▶ Metinden alıntı:
☆ ☆ ☆ ☆
Sayın Başbakan’ın ilgisine: “Bedelsiz” kaynak!..
Bu ayın 6’sında, “Sayın Başbakan’ın ilgisine; sıfır maliyetli 1 milyar dolarlık kaynak!” başlığı altında yazdık ya...
“Bedelli askerlik” mevzuu, o yazının neşrinden sonra gündemin bir taraflarına yerleşti.
Bizden sonra yazanlar oldu, internet sitelerindeki tartışmalar kızıştı filan...
Ha bu arada, “bedelli” uygulamasının Genelkurmay’ın önüne geldiğini de unutmamak lazım...
Genelkurmay Bilgilendirme Toplantısı’nda tuğgeneralimizden sâdır olan “şu anda gündemimizde değil” açıklamasına bilahare değiniriz de... Bir “uyarı”ya yer verelim önce...
Efendim, o yazıya uzmanlardan uyarı var: “Kaynağın miktarını yanlış yazmışsınız; 1 değil 2 milyar dolar olacaktı!..”
Böyle ince hesaplardan anlamam...
Daha önce defalarca uygulanmış bulunan “bedelli askerlik”; içinde bulunduğumuz bu “derin kriz” ortamında çıkacak olursa... “Kaç para gelir?” hesabını yapmıştık...
Böyle bir uygulamanın sözkonusu olması halinde kaç vatandaşın başvuracağını tam olarak bilemeyeceğimizden; “1999 Bedellisi”ndeki başvuru sayısı olan 100 bin’i esas almıştık...
•
Adam başı 7500 EURO’yu 100 bin ile çarpınca, karşınıza, 750 Milyon EURO’luk bir kaynak çıkıyor... Yaklaşık 1 milyar dolar!..
•
İşte bu hesap yanlışmış... Daha doğrusu “eksik”miş...
Aradan geçen on yıllık süredeki “nüfus artışını” ve “birikim”i hesaba katmamışız...
Kişi başına gelirin de artmış olmasından dolayı, “Bedel”i adam başı 10 bin EURO olarak hesap ettiğimizde, karşımıza en az 2 Milyar dolarlık bir kaynak çıkıyormuş!..
•
İster 1 deyin, ister 1.5 ister 2 milyar dolar... Bunlar çok büyük paralar...
Bakın, bilişim sektörü uzmanlarından Bülent Tekmen, “1” vatandaşımızı iş sahibi yapabilmek için 5 bin dolar harcamanın yeterli olduğunu belirtiyor...
“Bedelli”den, (hadi) sadece 1 milyar dolar geldiğini varsayalım; tam 200 bin işsiz vatandaşımıza “istihdam” imkanı sağlıyor bu uygulama!..
Hesabınızı 2 milyar dolara göre yaptığınızda, tam 400 bin...
Ortalamasını alın; 300 bin işsize iş!..
Aile hesabına vurup 4’le çarpın; 1 milyon 200 bin kişiye “maişet!..” Ve bütün piyasaya “hareket!..”
•
IMF’den, kırk takla atmak, üstüne bir de “ümük sıktırmak” karşılığında ve de “faizli borç” olarak elde edilebilecek “dolar”lardan bahsetmiyorum!..
☆ ☆ ☆ ☆
▶ Sağlanan veriler:
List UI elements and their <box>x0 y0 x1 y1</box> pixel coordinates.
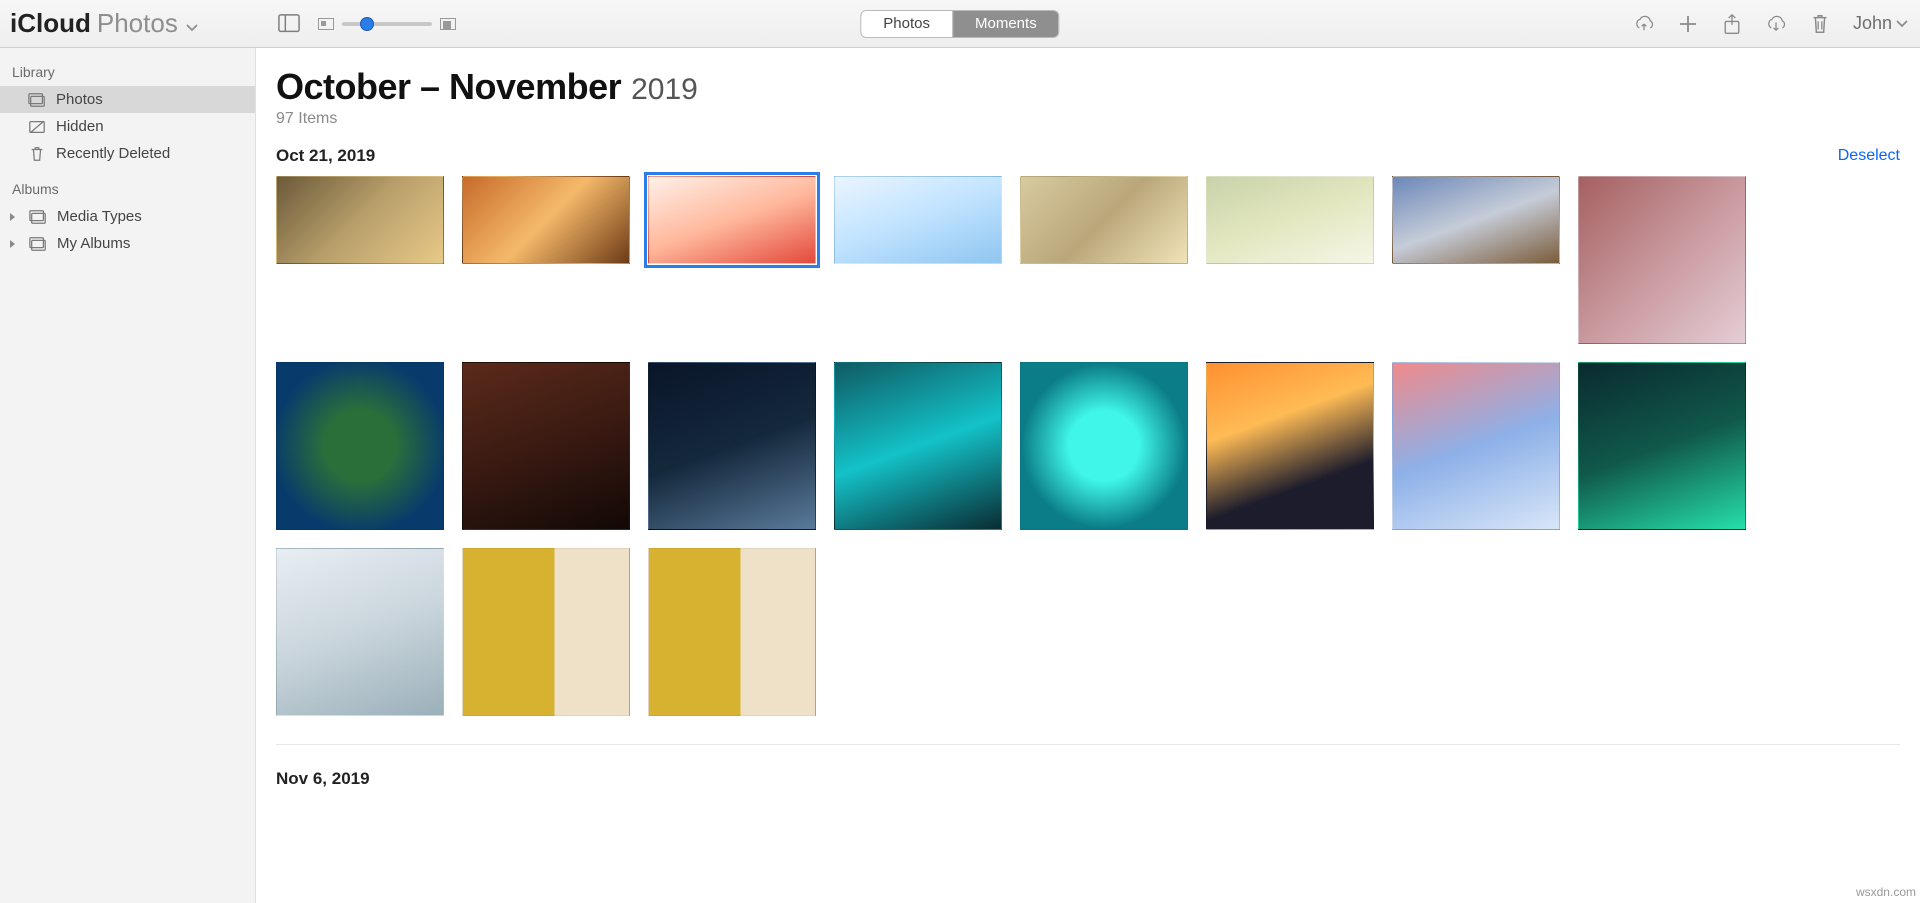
title-range: October – November <box>276 66 621 108</box>
sidebar-item-hidden[interactable]: Hidden <box>0 113 255 140</box>
photo-thumb[interactable] <box>648 362 816 530</box>
photo-thumb[interactable] <box>1206 176 1374 264</box>
slider-track[interactable] <box>342 22 432 26</box>
sidebar-item-recently-deleted[interactable]: Recently Deleted <box>0 140 255 167</box>
chevron-down-icon <box>186 24 198 32</box>
disclosure-triangle-icon[interactable] <box>10 213 15 221</box>
top-toolbar: iCloud Photos Photos Moments <box>0 0 1920 48</box>
sidebar-item-label: Photos <box>56 91 103 108</box>
sidebar-item-media-types[interactable]: Media Types <box>0 203 255 230</box>
album-stack-icon <box>29 209 47 225</box>
sidebar-item-my-albums[interactable]: My Albums <box>0 230 255 257</box>
photo-thumb[interactable] <box>1578 362 1746 530</box>
photo-thumb[interactable] <box>462 548 630 716</box>
sidebar-item-label: My Albums <box>57 235 130 252</box>
sidebar-item-label: Hidden <box>56 118 104 135</box>
photo-thumb[interactable] <box>462 362 630 530</box>
large-thumb-icon <box>440 18 456 30</box>
hidden-icon <box>28 119 46 135</box>
main-content: October – November 2019 97 Items Oct 21,… <box>256 48 1920 903</box>
trash-icon[interactable] <box>1809 13 1831 35</box>
moment-section: Nov 6, 2019 <box>276 744 1900 789</box>
photo-thumb[interactable] <box>834 362 1002 530</box>
cloud-download-icon[interactable] <box>1765 13 1787 35</box>
photo-thumb[interactable] <box>462 176 630 264</box>
sidebar-item-label: Recently Deleted <box>56 145 170 162</box>
photo-thumb[interactable] <box>834 176 1002 264</box>
user-name: John <box>1853 13 1892 34</box>
photo-thumb[interactable] <box>1392 362 1560 530</box>
item-count: 97 Items <box>276 110 1900 128</box>
sidebar-header-library: Library <box>0 60 255 86</box>
sidebar-header-albums: Albums <box>0 177 255 203</box>
photo-thumb[interactable] <box>276 362 444 530</box>
album-stack-icon <box>29 236 47 252</box>
sidebar-toggle-icon[interactable] <box>278 13 300 35</box>
small-thumb-icon <box>318 18 334 30</box>
photo-thumb[interactable] <box>276 548 444 716</box>
chevron-down-icon <box>1896 20 1908 28</box>
photo-grid <box>276 176 1900 716</box>
attribution-text: wsxdn.com <box>1856 885 1916 899</box>
page-title: October – November 2019 <box>276 66 1900 108</box>
photos-stack-icon <box>28 92 46 108</box>
view-controls <box>278 13 456 35</box>
tab-moments[interactable]: Moments <box>952 11 1059 37</box>
trash-icon <box>28 146 46 162</box>
photo-thumb[interactable] <box>1578 176 1746 344</box>
thumbnail-size-slider[interactable] <box>318 18 456 30</box>
tab-photos[interactable]: Photos <box>861 11 952 37</box>
toolbar-right: John <box>1633 13 1908 35</box>
slider-knob[interactable] <box>360 17 374 31</box>
app-title-menu[interactable]: iCloud Photos <box>10 8 198 39</box>
photo-thumb[interactable] <box>1392 176 1560 264</box>
section-date: Oct 21, 2019 <box>276 146 375 166</box>
section-date: Nov 6, 2019 <box>276 769 370 789</box>
sidebar: Library Photos Hidden Recently Deleted A… <box>0 48 256 903</box>
view-segmented-control: Photos Moments <box>860 10 1059 38</box>
sidebar-item-label: Media Types <box>57 208 142 225</box>
deselect-button[interactable]: Deselect <box>1838 147 1900 165</box>
photo-thumb[interactable] <box>276 176 444 264</box>
brand-primary: iCloud <box>10 8 91 39</box>
brand-secondary: Photos <box>97 8 178 39</box>
share-icon[interactable] <box>1721 13 1743 35</box>
title-year: 2019 <box>631 73 698 107</box>
user-menu[interactable]: John <box>1853 13 1908 34</box>
photo-thumb[interactable] <box>1020 362 1188 530</box>
photo-thumb[interactable] <box>648 176 816 264</box>
photo-thumb[interactable] <box>1206 362 1374 530</box>
sidebar-item-photos[interactable]: Photos <box>0 86 255 113</box>
photo-thumb[interactable] <box>1020 176 1188 264</box>
cloud-upload-icon[interactable] <box>1633 13 1655 35</box>
plus-icon[interactable] <box>1677 13 1699 35</box>
moment-section: Oct 21, 2019 Deselect <box>276 146 1900 716</box>
disclosure-triangle-icon[interactable] <box>10 240 15 248</box>
photo-thumb[interactable] <box>648 548 816 716</box>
☆ ☆ ☆ ☆
▶ Yapılacaklar listesi:
1. Kayıtlarda "title-range: October –" geçen satırdan başlayıp "top-toolbar: iCloud Photos" geçen satırla biten satırları, her iki uç da dahil olmak üzere aynen yazın.
2. Bedelli askerlikten elde edilecek kaynağa dair yazıyı kaldığı yerden alıp sürdürün.
Metin ile kayıtlar birbirinden bağımsızdır.

▶ Görev sonuçları:
1.
title-range: October – November <box>276 66 621 108</box>
sidebar-item-hidden[interactable]: Hidden <box>0 113 255 140</box>
photo-thumb[interactable] <box>648 362 816 530</box>
photo-thumb[interactable] <box>1206 176 1374 264</box>
slider-track[interactable] <box>342 22 432 26</box>
sidebar-item-recently-deleted[interactable]: Recently Deleted <box>0 140 255 167</box>
chevron-down-icon <box>186 24 198 32</box>
disclosure-triangle-icon[interactable] <box>10 213 15 221</box>
top-toolbar: iCloud Photos Photos Moments <box>0 0 1920 48</box>

2.
Tamamen, milli kaynaklarımızdan, yabancılara borçlanmadan, faiz yükü altına girmeden ve “ümük sıktırmadan” kasaya girecek olan muazzam bir “bedel”den bahsediyorum!.. “Bedeli” olmayan bir “bedel” bu!..
•
Kimse, “hamâsete” filan sığınmasın!..
Yok efendim, “Parası olan kısa askerlik yapacakmış da, olmayan uzun yapacak”mış!..”
Krizden bahsediyoruz, işsizlikten bahsediyoruz!..
“Bedel taksitlerini” ödeyecek durumda olmadığı için, hayatının öğrenmeye ve üretmeye en müsait dönemini piyasadan uzak geçirmek durumunda kalan bir “vatan evladına”, “eve dönüş”ün ardından kim iş verecek?..
O delikanlı kimden harçlık isteyecek?..
Askerden gelmiş bir delikanlı için; babadan, amcadan, dayıdan harçlık istemek mecburiyetinde kalmanın ne demek olduğunu, “hamâsi”miz nereden bilecek!..
Bakın; bu 10 bin doları “bedelli” için verebilecek durumda olanların çoğu iş sahibi...
Bunların tamamına yakını ya “işveren” ya da vazifeli oldukları müesseselerin temel taşı...
Siz böyle adamlara “gel bakalım” yaptığınızda... Mecburen çalışanlarına yol verip kapıya kilit asacaklar ya da patronlarına, “Ben şu kadar ay yokum, başının çaresine bak!” diyecekler.
Bunun kime ne faydası var; üretim yapıp istihdam sağlayan ve vergi-prim ödeyen bir adamı, devlet kesesinden yedirip içirmenin...
Çatır çatır parasını almak yerine devletin omzuna bindirmenin kime ne faydası var?..
•
Ha bir de, “Vatan savunması zaafa düşer” filan diyenler olabilir... Asla ve kat’a!..
Ne yani; kahraman muvazzaflarımız yok mu?.. Subaylarımız, astsubaylarımız, uzman çavuş ve onbaşılarımız “düşmana” yetmiyor mu?..
Yetmiyorsa, bunların sayılarını arttırmak mümkün değil mi?..
İşte; isteyen gitsin; “uzman” olsun; maaş artı bilumum sosyal güvence...
Hem sonra, mevzu “adam sayısı” değil ki...
“Aktütün”, “Dağlıca”, bilmem ne “tartışmalarını”, asker sayımız az olduğu için mi yaşadık?..
•
Bunları geçiniz ve Türkiye’yi bekleyen muazzam kaynağa geliniz!..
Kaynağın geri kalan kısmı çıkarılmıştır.